● **GIVEN EXERCISE**
Answer with nothing but the number of lines that include the word "chart".

((

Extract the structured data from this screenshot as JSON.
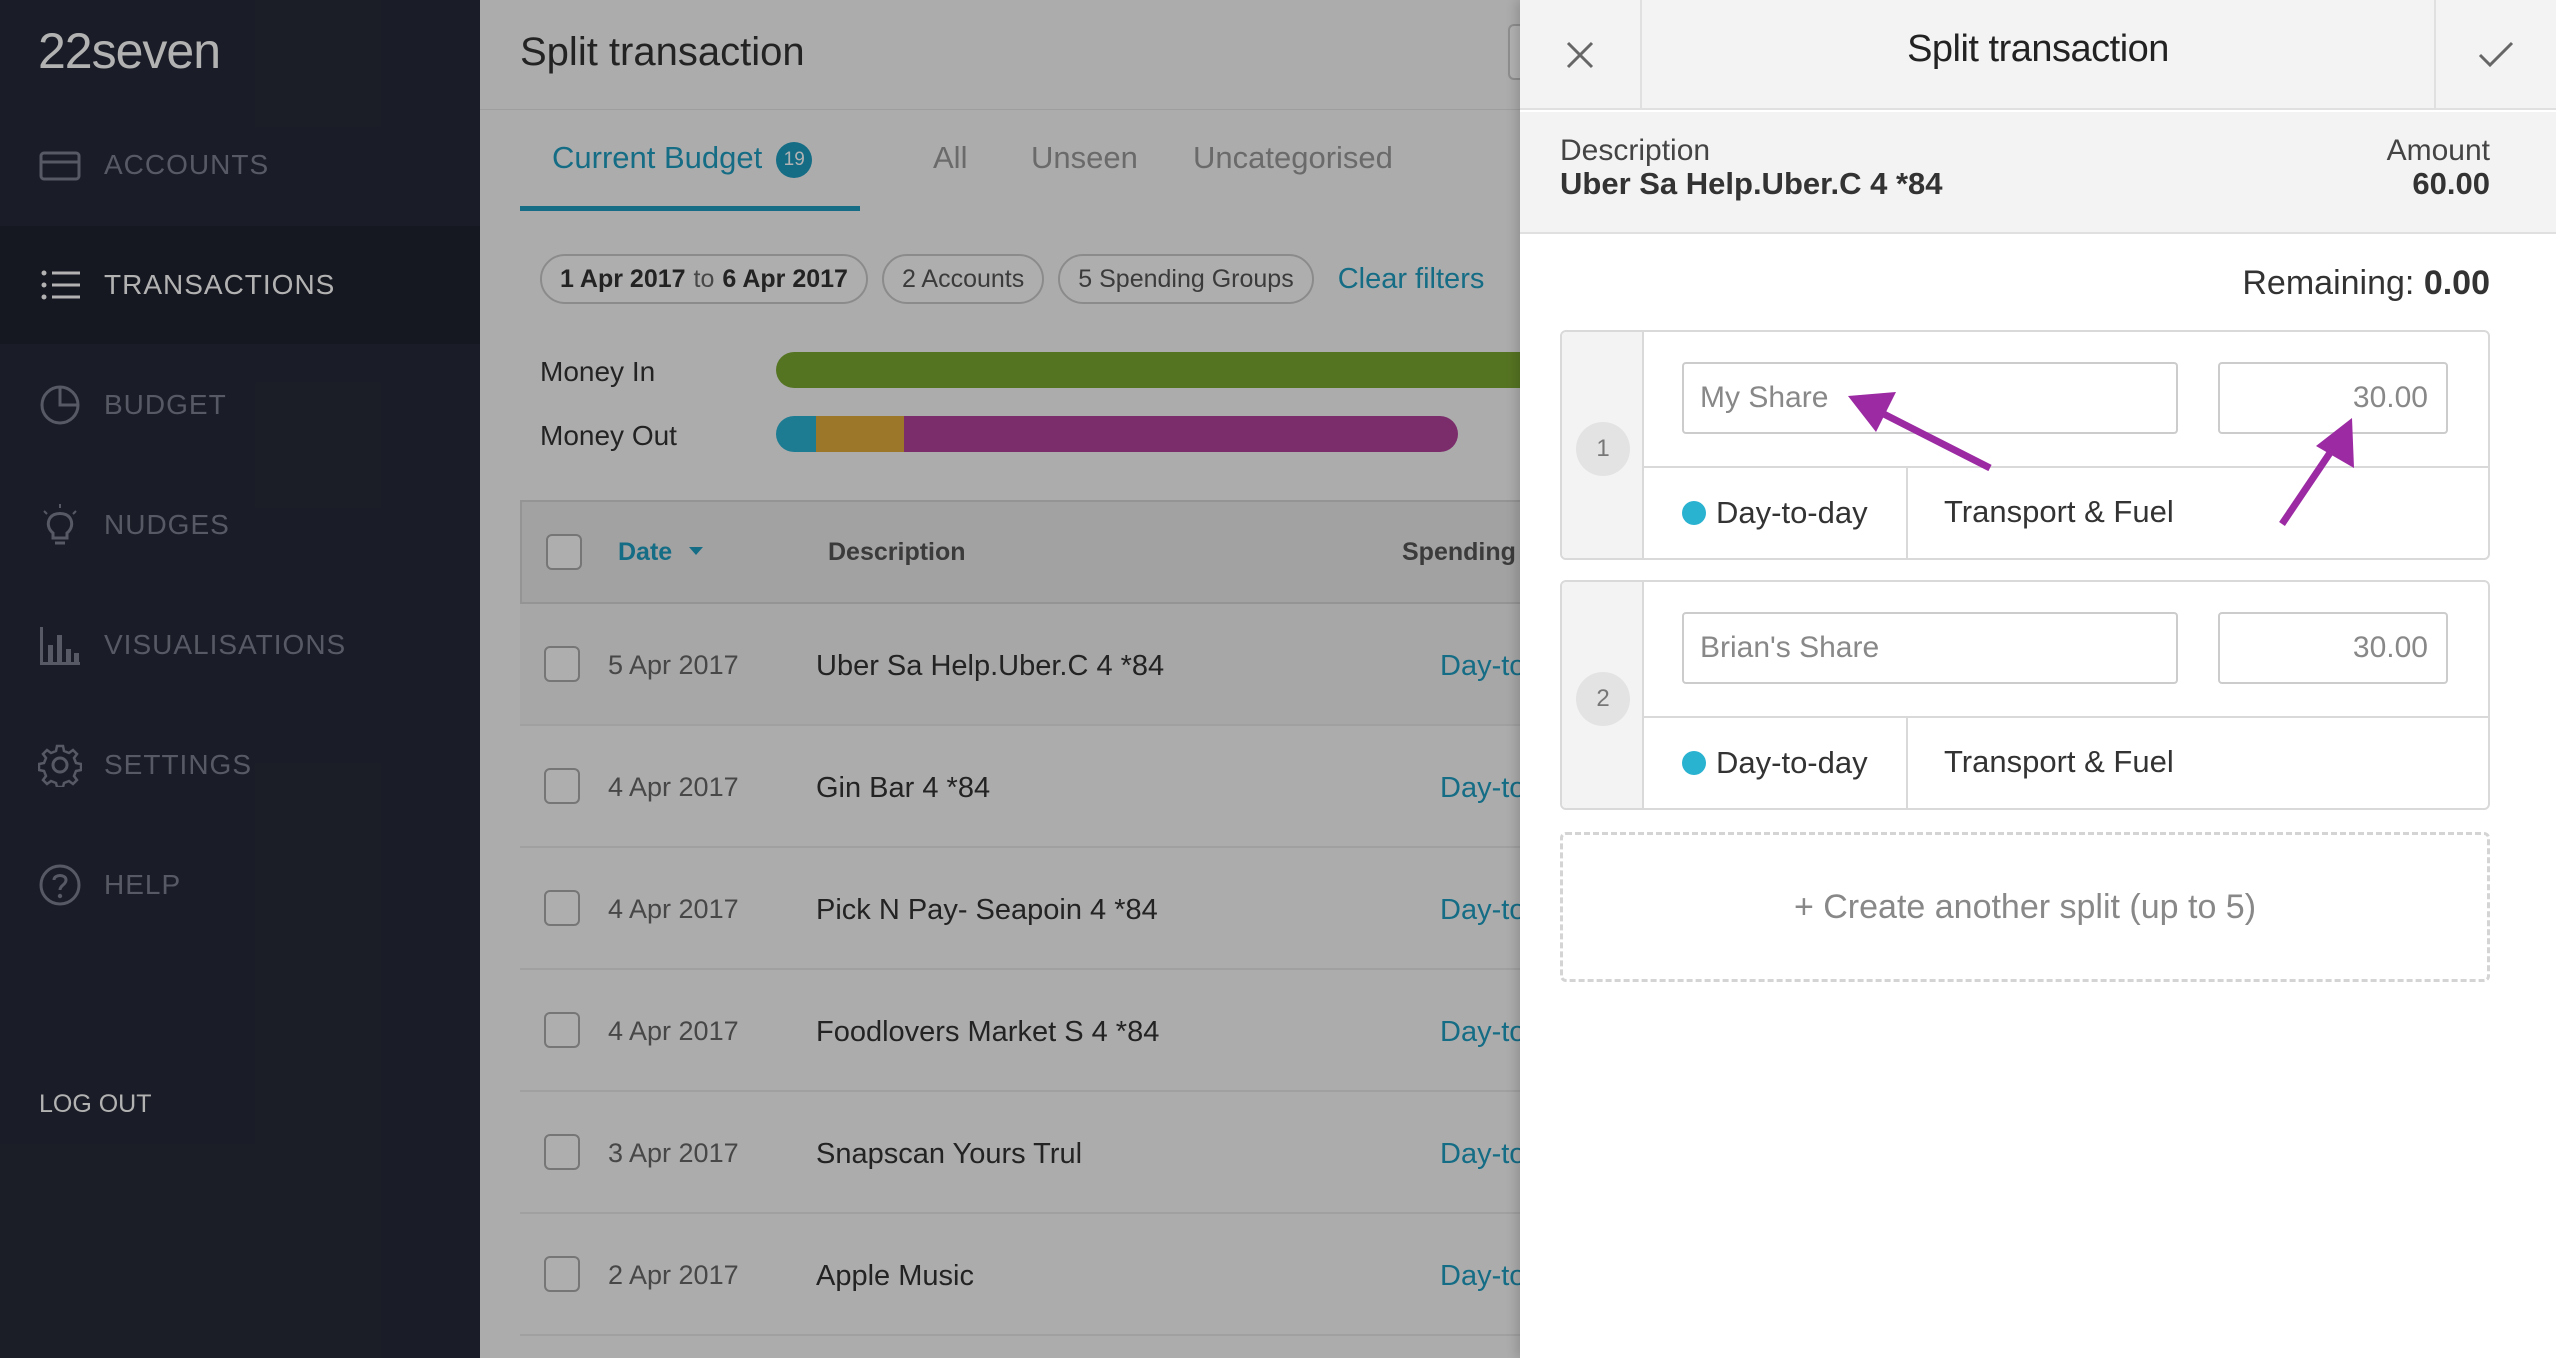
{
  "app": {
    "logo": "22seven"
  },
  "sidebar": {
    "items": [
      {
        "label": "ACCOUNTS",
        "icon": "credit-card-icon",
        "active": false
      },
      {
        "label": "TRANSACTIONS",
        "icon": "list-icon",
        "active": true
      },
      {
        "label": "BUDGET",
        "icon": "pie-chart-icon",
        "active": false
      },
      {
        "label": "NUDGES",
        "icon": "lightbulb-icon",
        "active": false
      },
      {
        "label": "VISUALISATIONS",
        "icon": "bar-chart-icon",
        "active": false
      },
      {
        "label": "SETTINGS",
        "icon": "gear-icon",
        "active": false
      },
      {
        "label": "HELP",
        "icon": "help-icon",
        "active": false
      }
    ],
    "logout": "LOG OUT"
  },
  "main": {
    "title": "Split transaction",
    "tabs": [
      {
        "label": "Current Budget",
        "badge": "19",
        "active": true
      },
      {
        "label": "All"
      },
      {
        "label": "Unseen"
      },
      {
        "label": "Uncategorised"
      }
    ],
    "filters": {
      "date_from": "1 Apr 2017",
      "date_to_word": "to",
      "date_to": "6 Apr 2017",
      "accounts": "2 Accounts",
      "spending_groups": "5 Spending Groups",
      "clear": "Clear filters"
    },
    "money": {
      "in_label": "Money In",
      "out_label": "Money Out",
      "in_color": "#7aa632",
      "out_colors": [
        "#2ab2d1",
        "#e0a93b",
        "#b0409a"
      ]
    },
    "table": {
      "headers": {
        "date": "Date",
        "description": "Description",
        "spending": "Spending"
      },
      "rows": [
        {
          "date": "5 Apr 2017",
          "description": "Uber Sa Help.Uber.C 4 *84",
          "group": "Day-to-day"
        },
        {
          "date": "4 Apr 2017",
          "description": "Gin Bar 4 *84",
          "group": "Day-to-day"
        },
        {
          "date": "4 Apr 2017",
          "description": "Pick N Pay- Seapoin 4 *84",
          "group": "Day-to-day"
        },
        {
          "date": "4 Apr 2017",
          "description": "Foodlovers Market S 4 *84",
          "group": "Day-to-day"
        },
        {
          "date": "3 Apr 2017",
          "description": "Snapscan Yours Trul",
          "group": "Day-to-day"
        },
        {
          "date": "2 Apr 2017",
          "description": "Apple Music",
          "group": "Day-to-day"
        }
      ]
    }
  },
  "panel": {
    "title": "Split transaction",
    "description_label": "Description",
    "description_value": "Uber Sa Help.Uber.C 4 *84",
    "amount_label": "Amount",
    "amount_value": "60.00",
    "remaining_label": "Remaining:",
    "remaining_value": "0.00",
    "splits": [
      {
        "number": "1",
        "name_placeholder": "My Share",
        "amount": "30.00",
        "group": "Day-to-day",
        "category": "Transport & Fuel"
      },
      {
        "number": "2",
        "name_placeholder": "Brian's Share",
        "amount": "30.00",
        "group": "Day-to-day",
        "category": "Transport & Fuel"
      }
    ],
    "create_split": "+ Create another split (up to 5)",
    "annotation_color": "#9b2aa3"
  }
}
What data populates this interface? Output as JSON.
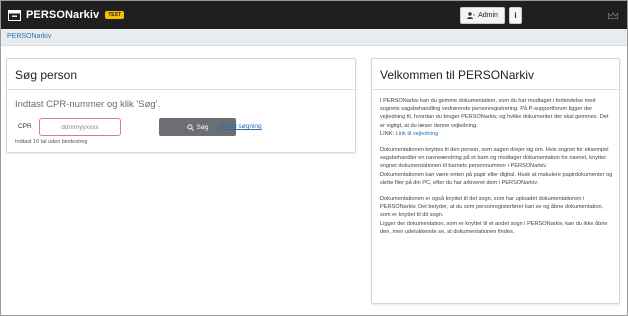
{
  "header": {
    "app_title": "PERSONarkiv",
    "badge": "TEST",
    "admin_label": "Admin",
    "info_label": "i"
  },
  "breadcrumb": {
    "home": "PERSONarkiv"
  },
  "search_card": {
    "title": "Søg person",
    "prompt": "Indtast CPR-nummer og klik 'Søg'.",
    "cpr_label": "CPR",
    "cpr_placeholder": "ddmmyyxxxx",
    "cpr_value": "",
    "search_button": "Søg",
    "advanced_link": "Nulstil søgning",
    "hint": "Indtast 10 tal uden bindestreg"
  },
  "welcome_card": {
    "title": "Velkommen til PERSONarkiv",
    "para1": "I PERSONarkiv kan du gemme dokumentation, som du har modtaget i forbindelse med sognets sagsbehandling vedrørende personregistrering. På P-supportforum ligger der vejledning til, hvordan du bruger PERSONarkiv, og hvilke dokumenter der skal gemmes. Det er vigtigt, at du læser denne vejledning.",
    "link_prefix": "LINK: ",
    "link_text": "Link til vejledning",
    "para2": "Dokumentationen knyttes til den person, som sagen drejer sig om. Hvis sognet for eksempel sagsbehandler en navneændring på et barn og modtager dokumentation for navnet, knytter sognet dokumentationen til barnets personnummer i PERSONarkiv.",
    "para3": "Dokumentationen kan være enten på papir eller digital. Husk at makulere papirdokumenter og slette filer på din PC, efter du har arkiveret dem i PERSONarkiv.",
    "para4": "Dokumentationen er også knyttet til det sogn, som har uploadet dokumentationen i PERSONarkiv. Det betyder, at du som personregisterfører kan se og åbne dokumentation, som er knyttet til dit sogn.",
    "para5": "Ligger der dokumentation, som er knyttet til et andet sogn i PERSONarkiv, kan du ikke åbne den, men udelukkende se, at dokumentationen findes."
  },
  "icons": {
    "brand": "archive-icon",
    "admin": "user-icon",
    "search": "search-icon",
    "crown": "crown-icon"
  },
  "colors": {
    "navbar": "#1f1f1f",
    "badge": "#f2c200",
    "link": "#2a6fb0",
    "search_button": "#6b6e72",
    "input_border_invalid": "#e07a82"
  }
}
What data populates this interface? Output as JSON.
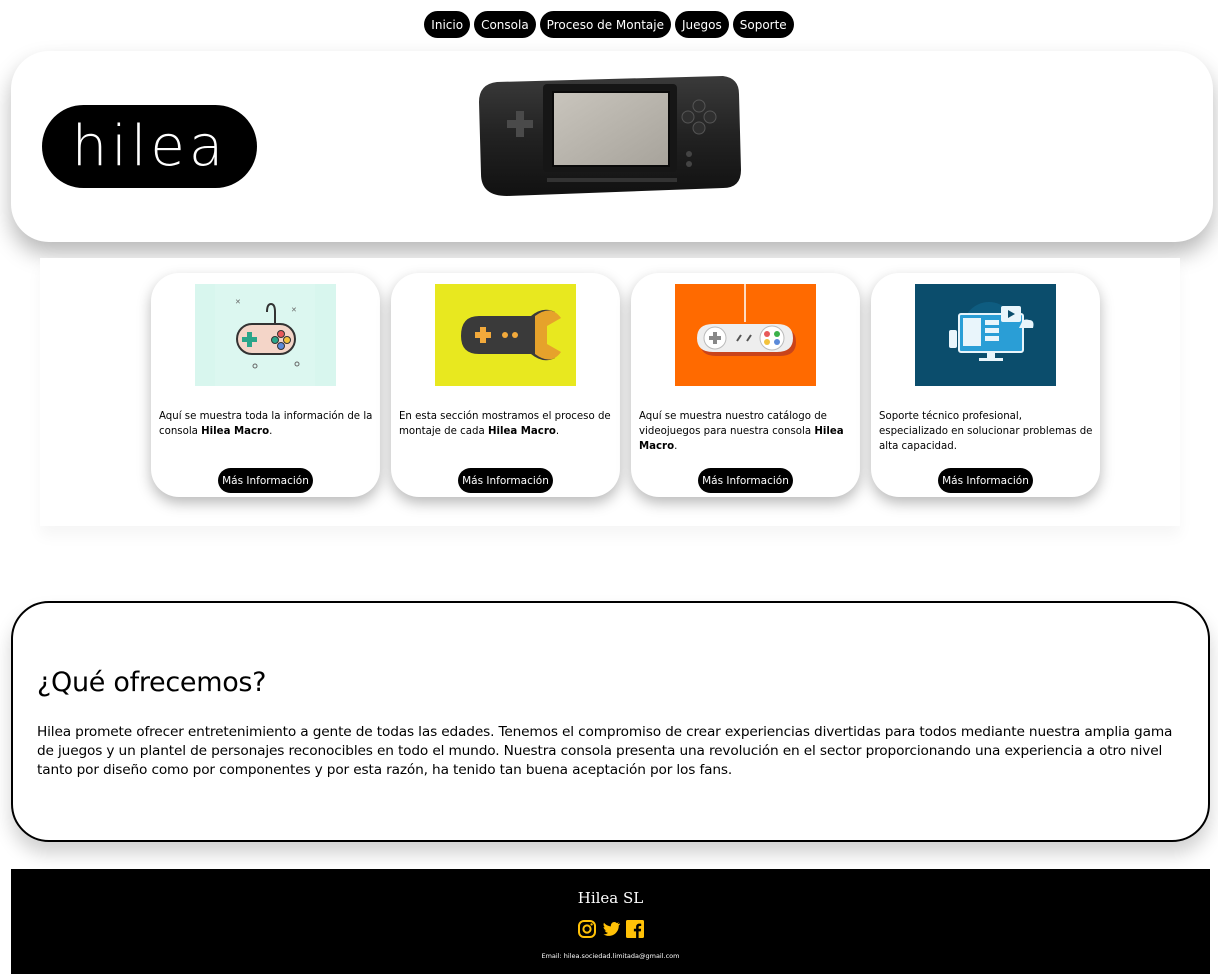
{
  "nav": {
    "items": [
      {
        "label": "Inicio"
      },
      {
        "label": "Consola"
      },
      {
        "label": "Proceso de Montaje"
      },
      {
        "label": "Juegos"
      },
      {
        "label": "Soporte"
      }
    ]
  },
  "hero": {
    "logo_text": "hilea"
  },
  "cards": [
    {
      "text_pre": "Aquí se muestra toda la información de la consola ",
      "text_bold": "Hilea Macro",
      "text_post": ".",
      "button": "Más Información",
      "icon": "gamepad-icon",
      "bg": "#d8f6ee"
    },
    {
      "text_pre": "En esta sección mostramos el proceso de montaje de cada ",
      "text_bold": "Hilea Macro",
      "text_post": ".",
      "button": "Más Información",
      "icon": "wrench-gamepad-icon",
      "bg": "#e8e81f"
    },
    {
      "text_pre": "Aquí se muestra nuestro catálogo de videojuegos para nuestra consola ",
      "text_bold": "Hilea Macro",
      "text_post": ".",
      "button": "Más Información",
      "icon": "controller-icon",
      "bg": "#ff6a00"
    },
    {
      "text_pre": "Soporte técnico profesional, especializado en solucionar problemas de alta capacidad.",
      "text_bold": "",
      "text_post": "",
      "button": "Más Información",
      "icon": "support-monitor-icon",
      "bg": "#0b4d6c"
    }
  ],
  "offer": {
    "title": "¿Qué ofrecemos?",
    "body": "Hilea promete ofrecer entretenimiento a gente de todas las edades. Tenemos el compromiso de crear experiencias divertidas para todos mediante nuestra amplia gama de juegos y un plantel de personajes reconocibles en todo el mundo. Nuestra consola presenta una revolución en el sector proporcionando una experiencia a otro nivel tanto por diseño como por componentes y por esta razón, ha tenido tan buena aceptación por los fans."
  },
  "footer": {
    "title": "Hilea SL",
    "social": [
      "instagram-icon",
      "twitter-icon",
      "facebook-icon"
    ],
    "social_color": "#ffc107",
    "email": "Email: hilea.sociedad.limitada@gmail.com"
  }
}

))

● **COMPLETE RESPONSE**
2